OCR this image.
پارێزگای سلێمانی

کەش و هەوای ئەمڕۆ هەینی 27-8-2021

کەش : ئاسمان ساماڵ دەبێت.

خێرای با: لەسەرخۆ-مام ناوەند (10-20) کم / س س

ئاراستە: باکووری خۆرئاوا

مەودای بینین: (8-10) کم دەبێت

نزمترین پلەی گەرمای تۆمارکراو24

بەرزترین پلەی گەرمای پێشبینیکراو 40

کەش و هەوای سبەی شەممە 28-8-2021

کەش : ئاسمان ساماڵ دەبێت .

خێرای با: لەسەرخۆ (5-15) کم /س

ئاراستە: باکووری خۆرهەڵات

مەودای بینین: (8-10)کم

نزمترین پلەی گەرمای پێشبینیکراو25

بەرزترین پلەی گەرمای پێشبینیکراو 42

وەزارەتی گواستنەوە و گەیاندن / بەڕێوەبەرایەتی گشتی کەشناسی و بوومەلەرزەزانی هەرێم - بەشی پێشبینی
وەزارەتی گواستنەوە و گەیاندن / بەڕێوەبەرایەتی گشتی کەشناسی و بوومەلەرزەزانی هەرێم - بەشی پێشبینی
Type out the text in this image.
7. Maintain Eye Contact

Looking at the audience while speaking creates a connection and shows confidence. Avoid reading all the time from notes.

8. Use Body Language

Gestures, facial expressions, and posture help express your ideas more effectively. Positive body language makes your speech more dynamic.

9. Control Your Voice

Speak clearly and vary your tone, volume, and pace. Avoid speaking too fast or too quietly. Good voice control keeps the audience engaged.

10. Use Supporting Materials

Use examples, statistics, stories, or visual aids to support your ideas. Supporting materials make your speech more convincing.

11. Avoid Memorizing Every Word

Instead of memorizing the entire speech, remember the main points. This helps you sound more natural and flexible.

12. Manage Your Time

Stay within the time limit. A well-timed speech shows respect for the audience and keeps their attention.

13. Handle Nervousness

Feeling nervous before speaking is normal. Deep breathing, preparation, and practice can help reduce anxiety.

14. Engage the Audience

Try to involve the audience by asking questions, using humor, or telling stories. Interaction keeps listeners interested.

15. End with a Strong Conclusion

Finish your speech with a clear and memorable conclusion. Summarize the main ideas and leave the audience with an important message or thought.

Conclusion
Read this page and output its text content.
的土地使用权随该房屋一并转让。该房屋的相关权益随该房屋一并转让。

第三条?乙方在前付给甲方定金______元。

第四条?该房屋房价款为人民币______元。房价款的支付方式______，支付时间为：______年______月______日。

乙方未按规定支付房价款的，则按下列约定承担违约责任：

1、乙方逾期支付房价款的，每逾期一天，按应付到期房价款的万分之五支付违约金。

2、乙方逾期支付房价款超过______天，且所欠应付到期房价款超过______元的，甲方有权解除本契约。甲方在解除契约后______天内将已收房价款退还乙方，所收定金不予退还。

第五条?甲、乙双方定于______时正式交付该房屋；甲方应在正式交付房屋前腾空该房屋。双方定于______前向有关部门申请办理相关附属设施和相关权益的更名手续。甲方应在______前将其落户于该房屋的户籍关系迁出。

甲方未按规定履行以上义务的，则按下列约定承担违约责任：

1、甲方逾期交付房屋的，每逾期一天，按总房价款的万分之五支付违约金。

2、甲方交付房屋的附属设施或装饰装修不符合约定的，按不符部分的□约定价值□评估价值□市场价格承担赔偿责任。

**Your goal:**
Show all lines from the listing above in which "خێرای" appears.

**Exercise output:**
خێرای با: لەسەرخۆ-مام ناوەند (10-20) کم / س س
خێرای با: لەسەرخۆ (5-15) کم /س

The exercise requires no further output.